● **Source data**
+--

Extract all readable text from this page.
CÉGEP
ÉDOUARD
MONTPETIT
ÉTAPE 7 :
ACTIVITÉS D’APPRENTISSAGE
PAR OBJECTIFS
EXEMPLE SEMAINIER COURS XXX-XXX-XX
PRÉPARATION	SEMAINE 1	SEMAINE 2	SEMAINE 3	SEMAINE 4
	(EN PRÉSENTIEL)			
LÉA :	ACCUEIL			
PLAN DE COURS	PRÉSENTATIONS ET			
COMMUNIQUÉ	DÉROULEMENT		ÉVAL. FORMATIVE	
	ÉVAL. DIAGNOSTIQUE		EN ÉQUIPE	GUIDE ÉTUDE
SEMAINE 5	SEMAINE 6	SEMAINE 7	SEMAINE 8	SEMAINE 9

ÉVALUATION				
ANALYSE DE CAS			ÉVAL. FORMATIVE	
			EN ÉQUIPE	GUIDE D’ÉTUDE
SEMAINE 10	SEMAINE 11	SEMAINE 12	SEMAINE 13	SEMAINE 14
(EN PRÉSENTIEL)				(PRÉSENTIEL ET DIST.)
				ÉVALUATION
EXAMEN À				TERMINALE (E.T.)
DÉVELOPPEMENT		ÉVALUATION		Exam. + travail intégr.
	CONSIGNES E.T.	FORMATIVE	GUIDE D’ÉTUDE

+--

● **Task statement**
Gather from the entries above all lines that include the string "ÉQUIPE".

● **Written reply**
	ÉVAL. DIAGNOSTIQUE		EN ÉQUIPE	GUIDE ÉTUDE
			EN ÉQUIPE	GUIDE D’ÉTUDE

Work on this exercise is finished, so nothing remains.